**Extracted data**

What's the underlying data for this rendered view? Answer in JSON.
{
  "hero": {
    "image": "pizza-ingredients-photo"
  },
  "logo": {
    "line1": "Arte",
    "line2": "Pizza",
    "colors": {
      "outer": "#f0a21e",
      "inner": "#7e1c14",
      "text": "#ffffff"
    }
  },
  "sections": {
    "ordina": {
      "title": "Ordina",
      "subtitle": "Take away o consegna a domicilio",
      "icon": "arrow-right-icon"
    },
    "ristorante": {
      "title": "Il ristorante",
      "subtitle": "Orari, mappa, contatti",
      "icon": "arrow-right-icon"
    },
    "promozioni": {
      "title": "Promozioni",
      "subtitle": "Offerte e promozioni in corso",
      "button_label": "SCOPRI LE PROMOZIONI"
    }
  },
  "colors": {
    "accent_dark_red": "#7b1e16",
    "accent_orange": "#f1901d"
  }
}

**The problem**
Output each record exactly, leaving nothing out.

**Response below**
What's the underlying data for this rendered view? Answer in JSON.
{
  "hero": {
    "image": "pizza-ingredients-photo"
  },
  "logo": {
    "line1": "Arte",
    "line2": "Pizza",
    "colors": {
      "outer": "#f0a21e",
      "inner": "#7e1c14",
      "text": "#ffffff"
    }
  },
  "sections": {
    "ordina": {
      "title": "Ordina",
      "subtitle": "Take away o consegna a domicilio",
      "icon": "arrow-right-icon"
    },
    "ristorante": {
      "title": "Il ristorante",
      "subtitle": "Orari, mappa, contatti",
      "icon": "arrow-right-icon"
    },
    "promozioni": {
      "title": "Promozioni",
      "subtitle": "Offerte e promozioni in corso",
      "button_label": "SCOPRI LE PROMOZIONI"
    }
  },
  "colors": {
    "accent_dark_red": "#7b1e16",
    "accent_orange": "#f1901d"
  }
}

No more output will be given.